**PROVIDED RECORDS**
--------
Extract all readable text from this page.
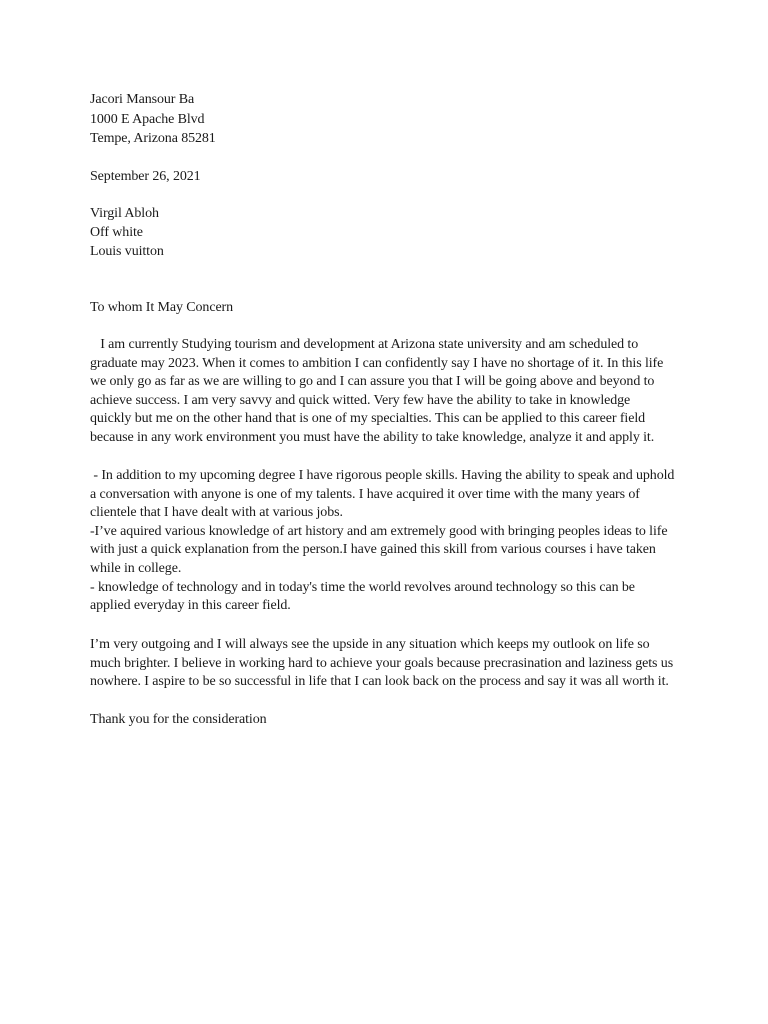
Jacori Mansour Ba
1000 E Apache Blvd
Tempe, Arizona 85281
September 26, 2021
Virgil Abloh
Off white
Louis vuitton
To whom It May Concern
I am currently Studying tourism and development at Arizona state university and am scheduled to
graduate may 2023. When it comes to ambition I can confidently say I have no shortage of it. In this life
we only go as far as we are willing to go and I can assure you that I will be going above and beyond to
achieve success. I am very savvy and quick witted. Very few have the ability to take in knowledge
quickly but me on the other hand that is one of my specialties. This can be applied to this career field
because in any work environment you must have the ability to take knowledge, analyze it and apply it.
- In addition to my upcoming degree I have rigorous people skills. Having the ability to speak and uphold
a conversation with anyone is one of my talents. I have acquired it over time with the many years of
clientele that I have dealt with at various jobs.
-I’ve aquired various knowledge of art history and am extremely good with bringing peoples ideas to life
with just a quick explanation from the person.I have gained this skill from various courses i have taken
while in college.
- knowledge of technology and in today's time the world revolves around technology so this can be
applied everyday in this career field.
I’m very outgoing and I will always see the upside in any situation which keeps my outlook on life so
much brighter. I believe in working hard to achieve your goals because precrasination and laziness gets us
nowhere. I aspire to be so successful in life that I can look back on the process and say it was all worth it.
Thank you for the consideration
--------
**TASK PROMPT**
Repeat all the records above exactly, leaving out any pictures.

**FINAL ANSWER**
Extract all readable text from this page.
Jacori Mansour Ba
1000 E Apache Blvd
Tempe, Arizona 85281
September 26, 2021
Virgil Abloh
Off white
Louis vuitton
To whom It May Concern
I am currently Studying tourism and development at Arizona state university and am scheduled to
graduate may 2023. When it comes to ambition I can confidently say I have no shortage of it. In this life
we only go as far as we are willing to go and I can assure you that I will be going above and beyond to
achieve success. I am very savvy and quick witted. Very few have the ability to take in knowledge
quickly but me on the other hand that is one of my specialties. This can be applied to this career field
because in any work environment you must have the ability to take knowledge, analyze it and apply it.
- In addition to my upcoming degree I have rigorous people skills. Having the ability to speak and uphold
a conversation with anyone is one of my talents. I have acquired it over time with the many years of
clientele that I have dealt with at various jobs.
-I’ve aquired various knowledge of art history and am extremely good with bringing peoples ideas to life
with just a quick explanation from the person.I have gained this skill from various courses i have taken
while in college.
- knowledge of technology and in today's time the world revolves around technology so this can be
applied everyday in this career field.
I’m very outgoing and I will always see the upside in any situation which keeps my outlook on life so
much brighter. I believe in working hard to achieve your goals because precrasination and laziness gets us
nowhere. I aspire to be so successful in life that I can look back on the process and say it was all worth it.
Thank you for the consideration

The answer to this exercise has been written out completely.